[Figure contents as structured data]
Start
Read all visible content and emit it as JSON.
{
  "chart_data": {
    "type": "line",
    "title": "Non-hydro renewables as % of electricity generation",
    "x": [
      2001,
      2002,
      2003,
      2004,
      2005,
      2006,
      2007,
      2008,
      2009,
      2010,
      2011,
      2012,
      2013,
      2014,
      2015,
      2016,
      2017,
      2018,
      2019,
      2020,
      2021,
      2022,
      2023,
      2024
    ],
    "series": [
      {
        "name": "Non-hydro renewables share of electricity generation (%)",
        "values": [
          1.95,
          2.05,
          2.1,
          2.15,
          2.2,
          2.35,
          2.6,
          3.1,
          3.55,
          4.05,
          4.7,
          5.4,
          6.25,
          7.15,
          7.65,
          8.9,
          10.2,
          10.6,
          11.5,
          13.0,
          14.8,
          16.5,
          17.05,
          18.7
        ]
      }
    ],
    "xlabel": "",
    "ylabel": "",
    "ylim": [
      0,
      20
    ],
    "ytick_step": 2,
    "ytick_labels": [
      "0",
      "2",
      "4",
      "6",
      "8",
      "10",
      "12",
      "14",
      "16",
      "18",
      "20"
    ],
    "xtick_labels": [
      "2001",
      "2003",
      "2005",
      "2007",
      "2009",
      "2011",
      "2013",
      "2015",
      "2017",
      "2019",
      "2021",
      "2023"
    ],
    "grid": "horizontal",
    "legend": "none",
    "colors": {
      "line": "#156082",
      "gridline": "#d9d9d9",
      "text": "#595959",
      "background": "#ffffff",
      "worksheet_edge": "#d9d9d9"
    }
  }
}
End
Select every line where the word "electricity" occurs.

    "title": "Non-hydro renewables as % of electricity generation",
        "name": "Non-hydro renewables share of electricity generation (%)",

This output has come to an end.